■ Page:

— start —

Re: OT: semi-OT: bilingual communication
From: | Mangiat <mangiat@...> |
Date: | Saturday, January 25, 2003, 14:32 |
Jan wrote:
> --- Eamon Graham skrzypszy:
> > This leads me to another question, in the opposite direction: is
> > Polish at all intelligible with Czech or Slovak?
>
> I've been there, too. Thirteen years ago. AFAIK Czech and Slovak are
mutually
> completely understandable (I know of several mixed marriages, BTW, where
each
> partner speaks his own language).
> My impression is that Slovaks understand Polish better than Czechs. I
> understand Slovak better than Czech. So, my very unscientific conclusion
would
> be that Slovak comes a bit closer to Polish than Czech. There might also
be a
> cultural dimension to that, though.

— end —

■ What the exercise asks:
Copy out the post on bilingual communication, starting at "Re: OT: semi-OT: bilingual" and ending at "Czech or Slovak?".

■ Records shown:
— start —

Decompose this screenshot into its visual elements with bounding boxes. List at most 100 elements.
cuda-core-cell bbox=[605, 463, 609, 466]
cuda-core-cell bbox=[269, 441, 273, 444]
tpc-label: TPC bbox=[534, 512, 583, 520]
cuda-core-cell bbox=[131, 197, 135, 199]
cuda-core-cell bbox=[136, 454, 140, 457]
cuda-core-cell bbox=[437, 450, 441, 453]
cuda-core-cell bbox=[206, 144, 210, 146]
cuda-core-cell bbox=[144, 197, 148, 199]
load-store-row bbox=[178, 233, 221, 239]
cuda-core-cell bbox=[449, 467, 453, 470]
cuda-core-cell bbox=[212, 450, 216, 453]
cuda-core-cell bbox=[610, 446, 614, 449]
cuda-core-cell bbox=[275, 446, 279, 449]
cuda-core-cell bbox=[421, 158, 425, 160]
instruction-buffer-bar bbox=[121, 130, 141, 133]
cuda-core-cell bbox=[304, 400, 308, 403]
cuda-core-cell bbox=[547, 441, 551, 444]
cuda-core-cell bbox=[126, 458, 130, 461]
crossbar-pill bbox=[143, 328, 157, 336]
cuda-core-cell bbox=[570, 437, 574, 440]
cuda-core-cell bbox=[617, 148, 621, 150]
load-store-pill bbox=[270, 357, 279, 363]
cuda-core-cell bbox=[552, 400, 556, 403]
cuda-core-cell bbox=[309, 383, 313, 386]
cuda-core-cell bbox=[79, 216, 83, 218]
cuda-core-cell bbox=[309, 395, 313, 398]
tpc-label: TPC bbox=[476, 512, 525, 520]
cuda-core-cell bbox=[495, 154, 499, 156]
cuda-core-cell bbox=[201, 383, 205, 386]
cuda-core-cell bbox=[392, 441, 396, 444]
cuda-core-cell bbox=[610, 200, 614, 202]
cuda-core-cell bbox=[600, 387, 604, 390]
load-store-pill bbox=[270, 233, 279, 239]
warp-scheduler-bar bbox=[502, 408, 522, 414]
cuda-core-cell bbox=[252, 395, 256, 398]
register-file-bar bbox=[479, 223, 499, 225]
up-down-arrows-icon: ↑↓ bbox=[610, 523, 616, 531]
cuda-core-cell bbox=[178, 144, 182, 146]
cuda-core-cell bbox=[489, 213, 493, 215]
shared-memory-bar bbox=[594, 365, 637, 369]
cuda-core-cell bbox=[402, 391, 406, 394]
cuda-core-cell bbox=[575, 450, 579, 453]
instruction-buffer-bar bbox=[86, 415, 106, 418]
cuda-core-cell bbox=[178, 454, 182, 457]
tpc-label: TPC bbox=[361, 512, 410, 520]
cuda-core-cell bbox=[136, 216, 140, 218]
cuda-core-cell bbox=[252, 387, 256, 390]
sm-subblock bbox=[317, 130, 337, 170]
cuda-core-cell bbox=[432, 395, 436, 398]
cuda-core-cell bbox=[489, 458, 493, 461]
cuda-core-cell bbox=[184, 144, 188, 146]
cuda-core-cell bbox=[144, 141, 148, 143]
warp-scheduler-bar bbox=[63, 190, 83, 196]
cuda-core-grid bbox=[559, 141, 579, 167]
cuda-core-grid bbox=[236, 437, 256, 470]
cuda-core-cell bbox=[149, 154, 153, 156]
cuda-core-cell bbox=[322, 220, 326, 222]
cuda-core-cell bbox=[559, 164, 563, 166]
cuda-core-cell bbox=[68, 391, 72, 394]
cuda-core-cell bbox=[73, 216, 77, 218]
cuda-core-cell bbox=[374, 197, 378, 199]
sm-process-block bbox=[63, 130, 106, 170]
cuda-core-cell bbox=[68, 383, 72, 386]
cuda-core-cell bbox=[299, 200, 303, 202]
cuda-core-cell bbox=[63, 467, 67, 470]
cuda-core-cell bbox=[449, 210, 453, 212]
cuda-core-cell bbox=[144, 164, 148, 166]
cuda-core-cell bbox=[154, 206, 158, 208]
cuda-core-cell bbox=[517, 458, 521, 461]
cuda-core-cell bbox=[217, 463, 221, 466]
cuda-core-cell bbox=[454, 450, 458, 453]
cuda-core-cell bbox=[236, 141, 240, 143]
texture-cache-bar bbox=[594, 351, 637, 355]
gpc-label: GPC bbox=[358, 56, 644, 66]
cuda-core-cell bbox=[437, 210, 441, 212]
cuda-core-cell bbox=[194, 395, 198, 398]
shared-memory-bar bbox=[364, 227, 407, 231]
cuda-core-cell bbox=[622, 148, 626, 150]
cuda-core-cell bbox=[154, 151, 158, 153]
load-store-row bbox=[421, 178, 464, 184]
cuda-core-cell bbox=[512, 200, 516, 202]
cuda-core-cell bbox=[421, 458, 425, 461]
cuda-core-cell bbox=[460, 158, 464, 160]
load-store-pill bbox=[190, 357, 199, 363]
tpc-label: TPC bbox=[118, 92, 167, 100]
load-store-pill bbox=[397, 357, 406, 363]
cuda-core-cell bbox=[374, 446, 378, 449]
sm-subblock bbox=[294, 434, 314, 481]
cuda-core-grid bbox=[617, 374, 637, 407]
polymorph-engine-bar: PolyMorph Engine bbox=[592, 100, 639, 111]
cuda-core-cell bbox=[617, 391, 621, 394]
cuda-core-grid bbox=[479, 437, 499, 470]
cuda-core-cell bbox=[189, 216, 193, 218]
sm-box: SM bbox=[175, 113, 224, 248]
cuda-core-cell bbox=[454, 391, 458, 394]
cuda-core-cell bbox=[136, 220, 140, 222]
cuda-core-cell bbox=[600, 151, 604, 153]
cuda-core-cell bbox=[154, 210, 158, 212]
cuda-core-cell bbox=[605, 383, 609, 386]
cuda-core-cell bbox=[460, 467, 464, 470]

— end —

■ Response to this exercise:
Re: OT: semi-OT: bilingual communication
From: | Mangiat <mangiat@...> |
Date: | Saturday, January 25, 2003, 14:32 |
Jan wrote:
> --- Eamon Graham skrzypszy:
> > This leads me to another question, in the opposite direction: is
> > Polish at all intelligible with Czech or Slovak?